- **What the task requires**
Quote the whole listing verbatim.

## BEGIN

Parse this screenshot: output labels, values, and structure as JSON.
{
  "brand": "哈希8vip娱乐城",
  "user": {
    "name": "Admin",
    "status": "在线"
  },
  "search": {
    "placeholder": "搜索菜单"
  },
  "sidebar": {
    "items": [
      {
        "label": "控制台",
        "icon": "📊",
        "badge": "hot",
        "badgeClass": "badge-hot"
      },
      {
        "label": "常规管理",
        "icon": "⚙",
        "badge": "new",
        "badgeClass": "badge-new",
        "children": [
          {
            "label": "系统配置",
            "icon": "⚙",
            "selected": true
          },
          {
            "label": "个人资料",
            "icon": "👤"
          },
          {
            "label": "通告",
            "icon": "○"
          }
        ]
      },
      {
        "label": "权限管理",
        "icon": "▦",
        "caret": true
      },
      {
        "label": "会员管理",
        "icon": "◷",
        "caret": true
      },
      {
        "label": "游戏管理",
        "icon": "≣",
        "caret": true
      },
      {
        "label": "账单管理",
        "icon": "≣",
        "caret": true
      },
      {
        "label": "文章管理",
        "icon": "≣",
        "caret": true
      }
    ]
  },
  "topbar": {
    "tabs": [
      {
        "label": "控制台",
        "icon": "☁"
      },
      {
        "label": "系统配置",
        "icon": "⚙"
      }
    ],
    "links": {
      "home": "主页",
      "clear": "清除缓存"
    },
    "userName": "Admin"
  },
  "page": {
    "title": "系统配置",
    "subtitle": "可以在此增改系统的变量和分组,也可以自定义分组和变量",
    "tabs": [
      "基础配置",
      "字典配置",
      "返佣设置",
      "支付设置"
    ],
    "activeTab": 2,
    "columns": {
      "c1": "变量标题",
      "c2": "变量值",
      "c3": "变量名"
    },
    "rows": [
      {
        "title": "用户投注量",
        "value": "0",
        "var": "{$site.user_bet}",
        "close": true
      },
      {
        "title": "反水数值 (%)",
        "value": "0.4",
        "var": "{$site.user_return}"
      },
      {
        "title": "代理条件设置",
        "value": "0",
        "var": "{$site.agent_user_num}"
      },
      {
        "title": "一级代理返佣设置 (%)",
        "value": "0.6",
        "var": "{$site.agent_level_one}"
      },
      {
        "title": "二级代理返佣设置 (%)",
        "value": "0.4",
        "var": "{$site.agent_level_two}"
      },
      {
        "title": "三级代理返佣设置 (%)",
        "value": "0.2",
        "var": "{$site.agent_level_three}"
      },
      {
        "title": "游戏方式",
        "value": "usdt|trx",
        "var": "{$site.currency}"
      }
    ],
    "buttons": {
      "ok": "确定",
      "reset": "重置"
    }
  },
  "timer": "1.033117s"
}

## END

- **Response to the exercise**
Parse this screenshot: output labels, values, and structure as JSON.
{
  "brand": "哈希8vip娱乐城",
  "user": {
    "name": "Admin",
    "status": "在线"
  },
  "search": {
    "placeholder": "搜索菜单"
  },
  "sidebar": {
    "items": [
      {
        "label": "控制台",
        "icon": "📊",
        "badge": "hot",
        "badgeClass": "badge-hot"
      },
      {
        "label": "常规管理",
        "icon": "⚙",
        "badge": "new",
        "badgeClass": "badge-new",
        "children": [
          {
            "label": "系统配置",
            "icon": "⚙",
            "selected": true
          },
          {
            "label": "个人资料",
            "icon": "👤"
          },
          {
            "label": "通告",
            "icon": "○"
          }
        ]
      },
      {
        "label": "权限管理",
        "icon": "▦",
        "caret": true
      },
      {
        "label": "会员管理",
        "icon": "◷",
        "caret": true
      },
      {
        "label": "游戏管理",
        "icon": "≣",
        "caret": true
      },
      {
        "label": "账单管理",
        "icon": "≣",
        "caret": true
      },
      {
        "label": "文章管理",
        "icon": "≣",
        "caret": true
      }
    ]
  },
  "topbar": {
    "tabs": [
      {
        "label": "控制台",
        "icon": "☁"
      },
      {
        "label": "系统配置",
        "icon": "⚙"
      }
    ],
    "links": {
      "home": "主页",
      "clear": "清除缓存"
    },
    "userName": "Admin"
  },
  "page": {
    "title": "系统配置",
    "subtitle": "可以在此增改系统的变量和分组,也可以自定义分组和变量",
    "tabs": [
      "基础配置",
      "字典配置",
      "返佣设置",
      "支付设置"
    ],
    "activeTab": 2,
    "columns": {
      "c1": "变量标题",
      "c2": "变量值",
      "c3": "变量名"
    },
    "rows": [
      {
        "title": "用户投注量",
        "value": "0",
        "var": "{$site.user_bet}",
        "close": true
      },
      {
        "title": "反水数值 (%)",
        "value": "0.4",
        "var": "{$site.user_return}"
      },
      {
        "title": "代理条件设置",
        "value": "0",
        "var": "{$site.agent_user_num}"
      },
      {
        "title": "一级代理返佣设置 (%)",
        "value": "0.6",
        "var": "{$site.agent_level_one}"
      },
      {
        "title": "二级代理返佣设置 (%)",
        "value": "0.4",
        "var": "{$site.agent_level_two}"
      },
      {
        "title": "三级代理返佣设置 (%)",
        "value": "0.2",
        "var": "{$site.agent_level_three}"
      },
      {
        "title": "游戏方式",
        "value": "usdt|trx",
        "var": "{$site.currency}"
      }
    ],
    "buttons": {
      "ok": "确定",
      "reset": "重置"
    }
  },
  "timer": "1.033117s"
}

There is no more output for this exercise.